**** SUPPLIED INFORMATION ****

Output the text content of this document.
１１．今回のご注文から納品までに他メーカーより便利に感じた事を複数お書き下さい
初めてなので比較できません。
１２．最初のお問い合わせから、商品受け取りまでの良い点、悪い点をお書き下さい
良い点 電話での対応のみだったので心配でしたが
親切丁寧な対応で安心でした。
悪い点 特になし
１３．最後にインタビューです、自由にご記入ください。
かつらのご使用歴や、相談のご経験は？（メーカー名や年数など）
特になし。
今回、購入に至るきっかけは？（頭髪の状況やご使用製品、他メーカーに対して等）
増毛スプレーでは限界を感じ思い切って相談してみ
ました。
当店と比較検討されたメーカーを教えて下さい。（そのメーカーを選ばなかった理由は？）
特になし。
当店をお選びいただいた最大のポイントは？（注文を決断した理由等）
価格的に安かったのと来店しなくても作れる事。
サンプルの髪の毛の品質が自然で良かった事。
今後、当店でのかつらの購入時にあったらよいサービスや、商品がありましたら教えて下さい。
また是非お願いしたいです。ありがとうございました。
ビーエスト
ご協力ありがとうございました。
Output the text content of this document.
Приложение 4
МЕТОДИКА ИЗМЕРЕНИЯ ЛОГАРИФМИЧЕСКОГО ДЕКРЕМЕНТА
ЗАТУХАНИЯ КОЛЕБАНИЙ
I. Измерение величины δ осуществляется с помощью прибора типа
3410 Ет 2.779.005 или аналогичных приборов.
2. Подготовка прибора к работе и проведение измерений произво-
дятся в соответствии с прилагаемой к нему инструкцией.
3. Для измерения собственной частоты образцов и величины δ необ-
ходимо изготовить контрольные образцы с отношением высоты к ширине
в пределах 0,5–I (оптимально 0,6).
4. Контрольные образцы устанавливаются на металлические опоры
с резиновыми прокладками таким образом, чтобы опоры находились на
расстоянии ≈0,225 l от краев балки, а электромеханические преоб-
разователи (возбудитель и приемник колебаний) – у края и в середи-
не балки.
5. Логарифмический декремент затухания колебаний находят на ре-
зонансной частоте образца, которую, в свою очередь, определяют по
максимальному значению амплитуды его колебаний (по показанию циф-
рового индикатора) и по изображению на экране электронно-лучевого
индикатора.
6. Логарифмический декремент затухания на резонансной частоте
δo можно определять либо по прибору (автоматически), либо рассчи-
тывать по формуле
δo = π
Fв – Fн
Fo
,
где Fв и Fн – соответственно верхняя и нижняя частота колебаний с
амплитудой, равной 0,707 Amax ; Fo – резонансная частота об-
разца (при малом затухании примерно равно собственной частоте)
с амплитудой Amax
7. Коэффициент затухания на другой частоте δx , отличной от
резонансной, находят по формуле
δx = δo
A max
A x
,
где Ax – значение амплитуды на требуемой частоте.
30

****

* _YOUR TASK_:
Read through the entries and copy each line in which "частоте" appears.

* _EXPECTED ANSWER_:
зонансной частоте образца, которую, в свою очередь, определяют по
6. Логарифмический декремент затухания на резонансной частоте
разца (при малом затухании примерно равно собственной частоте)
7. Коэффициент затухания на другой частоте δx , отличной от
где Ax – значение амплитуды на требуемой частоте.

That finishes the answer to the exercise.